↓↓↓

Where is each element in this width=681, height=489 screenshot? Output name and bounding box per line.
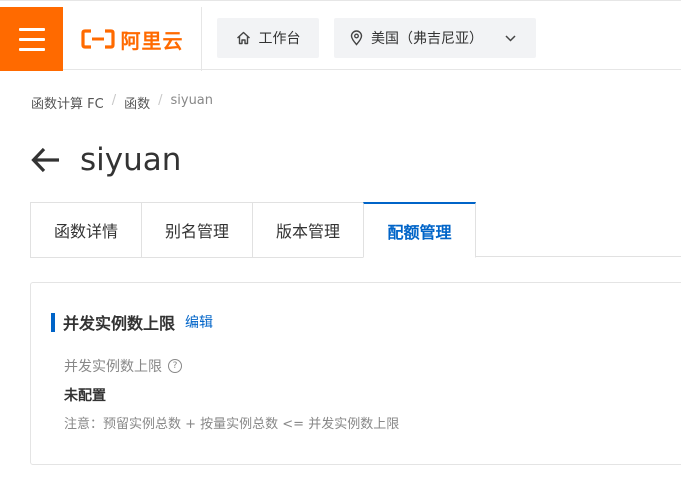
field-label: 并发实例数上限 ? xyxy=(64,356,182,376)
aliyun-logo[interactable]: 阿里云 xyxy=(63,7,202,71)
quota-note: 注意：预留实例总数 + 按量实例总数 <= 并发实例数上限 xyxy=(64,417,400,432)
page-title: siyuan xyxy=(80,142,182,178)
card-title-accent xyxy=(51,312,55,332)
arrow-left-icon[interactable] xyxy=(30,144,62,176)
hamburger-menu-button[interactable] xyxy=(0,7,63,71)
tab-bar-divider xyxy=(475,256,681,257)
breadcrumb-separator: / xyxy=(158,93,163,108)
field-label-text: 并发实例数上限 xyxy=(64,359,162,375)
chevron-down-icon xyxy=(505,34,516,42)
edit-link[interactable]: 编辑 xyxy=(185,312,213,332)
breadcrumb: 函数计算 FC / 函数 / siyuan xyxy=(31,93,213,112)
region-label: 美国（弗吉尼亚） xyxy=(371,31,483,47)
top-navigation-bar: 阿里云 工作台 美国（弗吉尼亚） xyxy=(0,0,681,71)
page-header: siyuan xyxy=(30,142,181,178)
tab-alias-management[interactable]: 别名管理 xyxy=(141,202,252,258)
breadcrumb-item-functions[interactable]: 函数 xyxy=(124,93,150,112)
field-value: 未配置 xyxy=(64,388,106,404)
card-header: 并发实例数上限 编辑 xyxy=(51,310,213,334)
region-selector[interactable]: 美国（弗吉尼亚） xyxy=(334,18,536,58)
tab-bar: 函数详情 别名管理 版本管理 配额管理 xyxy=(30,202,681,258)
hamburger-icon xyxy=(18,27,45,31)
tab-function-details[interactable]: 函数详情 xyxy=(30,202,141,258)
workbench-label: 工作台 xyxy=(258,31,301,47)
breadcrumb-item-current: siyuan xyxy=(170,93,214,108)
location-pin-icon xyxy=(350,30,363,46)
breadcrumb-item-fc[interactable]: 函数计算 FC xyxy=(31,93,104,112)
question-circle-icon[interactable]: ? xyxy=(168,359,182,373)
workbench-button[interactable]: 工作台 xyxy=(217,18,319,58)
tab-quota-management[interactable]: 配额管理 xyxy=(363,202,476,258)
logo-text: 阿里云 xyxy=(120,28,184,53)
card-title: 并发实例数上限 xyxy=(63,314,176,333)
breadcrumb-separator: / xyxy=(111,93,117,108)
tab-version-management[interactable]: 版本管理 xyxy=(252,202,363,258)
concurrency-limit-card: 并发实例数上限 编辑 并发实例数上限 ? 未配置 注意：预留实例总数 + 按量实… xyxy=(30,282,681,465)
home-icon xyxy=(236,31,250,45)
aliyun-logo-icon xyxy=(80,29,115,49)
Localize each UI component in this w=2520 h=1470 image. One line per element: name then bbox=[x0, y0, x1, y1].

↑↑↑

Repeat the rows from the line with "field-label: 并发实例数上限 ? xyxy=(64,356,182,376)" up to and including the line with "breadcrumb-separator: / xyxy=(158,93,163,108)".

The solution:
field-label: 并发实例数上限 ? xyxy=(64,356,182,376)
aliyun-logo[interactable]: 阿里云 xyxy=(63,7,202,71)
quota-note: 注意：预留实例总数 + 按量实例总数 <= 并发实例数上限 xyxy=(64,417,400,432)
page-title: siyuan xyxy=(80,142,182,178)
card-title-accent xyxy=(51,312,55,332)
arrow-left-icon[interactable] xyxy=(30,144,62,176)
hamburger-menu-button[interactable] xyxy=(0,7,63,71)
tab-bar-divider xyxy=(475,256,681,257)
breadcrumb-separator: / xyxy=(158,93,163,108)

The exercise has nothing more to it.